*** Items ***

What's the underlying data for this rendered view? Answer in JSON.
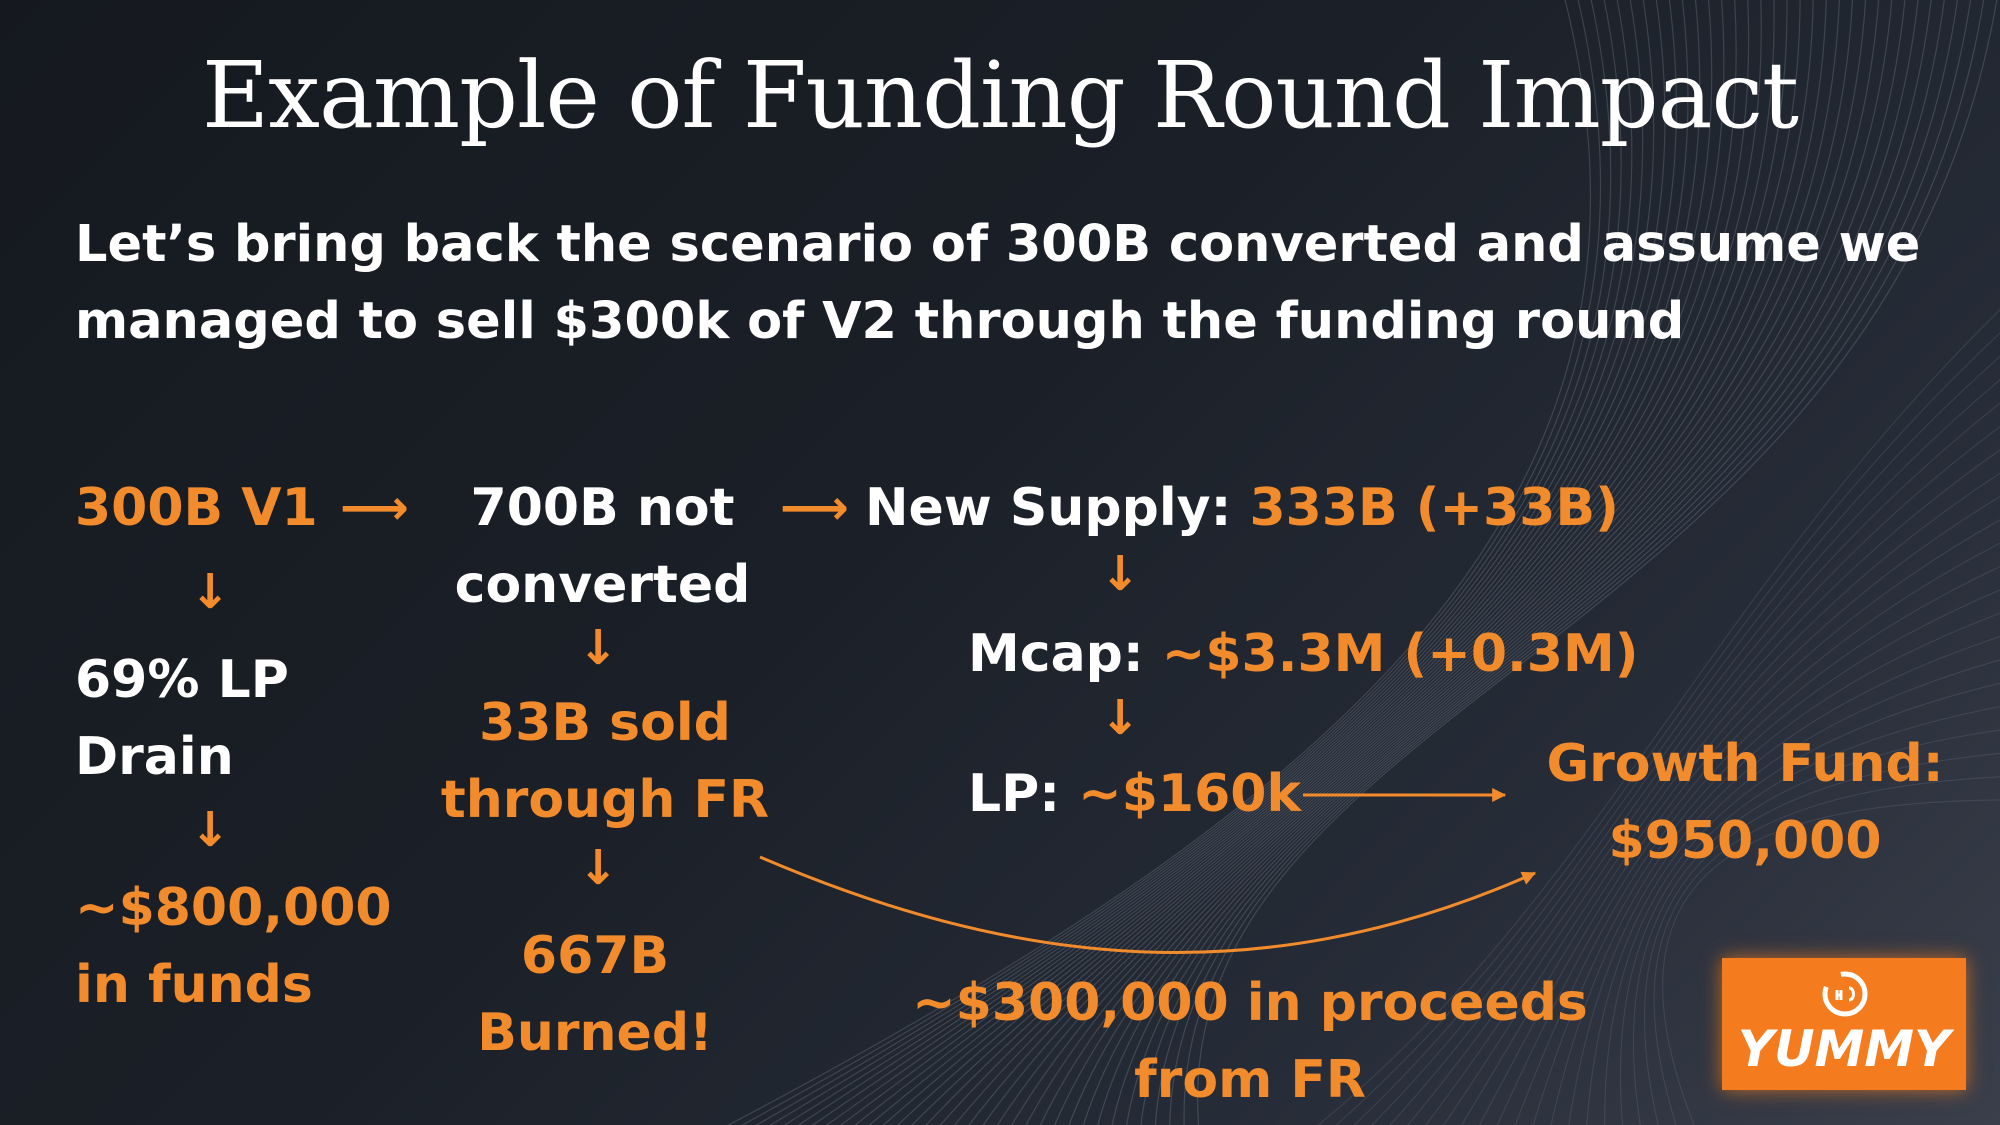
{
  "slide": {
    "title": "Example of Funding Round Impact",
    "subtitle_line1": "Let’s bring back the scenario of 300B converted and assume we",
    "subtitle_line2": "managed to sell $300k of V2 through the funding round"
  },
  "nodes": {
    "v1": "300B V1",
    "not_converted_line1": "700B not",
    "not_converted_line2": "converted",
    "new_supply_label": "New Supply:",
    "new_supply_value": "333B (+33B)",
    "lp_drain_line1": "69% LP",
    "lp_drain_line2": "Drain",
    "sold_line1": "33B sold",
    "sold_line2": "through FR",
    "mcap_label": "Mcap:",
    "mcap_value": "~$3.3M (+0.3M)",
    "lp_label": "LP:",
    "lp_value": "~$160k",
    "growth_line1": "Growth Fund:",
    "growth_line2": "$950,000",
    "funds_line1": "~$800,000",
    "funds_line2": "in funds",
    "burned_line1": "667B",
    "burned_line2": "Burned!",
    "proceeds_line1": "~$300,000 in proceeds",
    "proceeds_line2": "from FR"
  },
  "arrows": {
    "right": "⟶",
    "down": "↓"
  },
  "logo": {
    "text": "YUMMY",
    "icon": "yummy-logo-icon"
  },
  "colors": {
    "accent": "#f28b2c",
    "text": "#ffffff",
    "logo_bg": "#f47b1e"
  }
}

***

## Prompt
Transcribe the full listing character for character. Pictures are excluded.

## In response
What's the underlying data for this rendered view? Answer in JSON.
{
  "slide": {
    "title": "Example of Funding Round Impact",
    "subtitle_line1": "Let’s bring back the scenario of 300B converted and assume we",
    "subtitle_line2": "managed to sell $300k of V2 through the funding round"
  },
  "nodes": {
    "v1": "300B V1",
    "not_converted_line1": "700B not",
    "not_converted_line2": "converted",
    "new_supply_label": "New Supply:",
    "new_supply_value": "333B (+33B)",
    "lp_drain_line1": "69% LP",
    "lp_drain_line2": "Drain",
    "sold_line1": "33B sold",
    "sold_line2": "through FR",
    "mcap_label": "Mcap:",
    "mcap_value": "~$3.3M (+0.3M)",
    "lp_label": "LP:",
    "lp_value": "~$160k",
    "growth_line1": "Growth Fund:",
    "growth_line2": "$950,000",
    "funds_line1": "~$800,000",
    "funds_line2": "in funds",
    "burned_line1": "667B",
    "burned_line2": "Burned!",
    "proceeds_line1": "~$300,000 in proceeds",
    "proceeds_line2": "from FR"
  },
  "arrows": {
    "right": "⟶",
    "down": "↓"
  },
  "logo": {
    "text": "YUMMY",
    "icon": "yummy-logo-icon"
  },
  "colors": {
    "accent": "#f28b2c",
    "text": "#ffffff",
    "logo_bg": "#f47b1e"
  }
}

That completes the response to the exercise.